## BEGIN Input for this task

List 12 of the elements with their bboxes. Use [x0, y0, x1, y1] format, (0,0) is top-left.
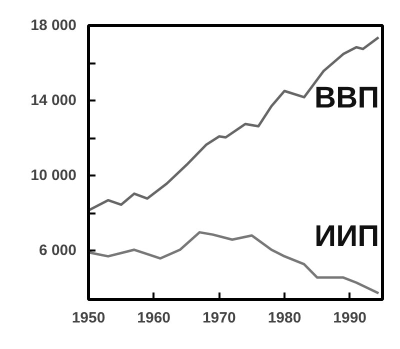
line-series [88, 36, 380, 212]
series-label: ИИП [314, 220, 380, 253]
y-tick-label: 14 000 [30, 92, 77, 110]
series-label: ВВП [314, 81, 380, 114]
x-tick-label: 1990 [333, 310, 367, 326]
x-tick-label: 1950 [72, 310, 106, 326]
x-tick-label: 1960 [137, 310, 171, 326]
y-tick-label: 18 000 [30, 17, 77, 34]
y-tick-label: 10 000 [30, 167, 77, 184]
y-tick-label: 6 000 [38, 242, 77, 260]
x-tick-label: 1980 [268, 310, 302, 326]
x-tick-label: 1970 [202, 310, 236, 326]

## END Input for this task
## BEGIN Input for this task

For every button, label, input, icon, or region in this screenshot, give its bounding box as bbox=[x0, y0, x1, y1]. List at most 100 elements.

## END Input for this task

• [Work instructions] Write out the listing verbatim, from the line with "List 12 of the" up to and including the line with "x-tick-label: 1970 [202, 310, 236, 326]", omitting the pictures.

• [Full answer]
List 12 of the elements with their bboxes. Use [x0, y0, x1, y1] format, (0,0) is top-left.
line-series [88, 36, 380, 212]
series-label: ИИП [314, 220, 380, 253]
y-tick-label: 14 000 [30, 92, 77, 110]
series-label: ВВП [314, 81, 380, 114]
x-tick-label: 1990 [333, 310, 367, 326]
x-tick-label: 1950 [72, 310, 106, 326]
x-tick-label: 1960 [137, 310, 171, 326]
y-tick-label: 18 000 [30, 17, 77, 34]
y-tick-label: 10 000 [30, 167, 77, 184]
y-tick-label: 6 000 [38, 242, 77, 260]
x-tick-label: 1980 [268, 310, 302, 326]
x-tick-label: 1970 [202, 310, 236, 326]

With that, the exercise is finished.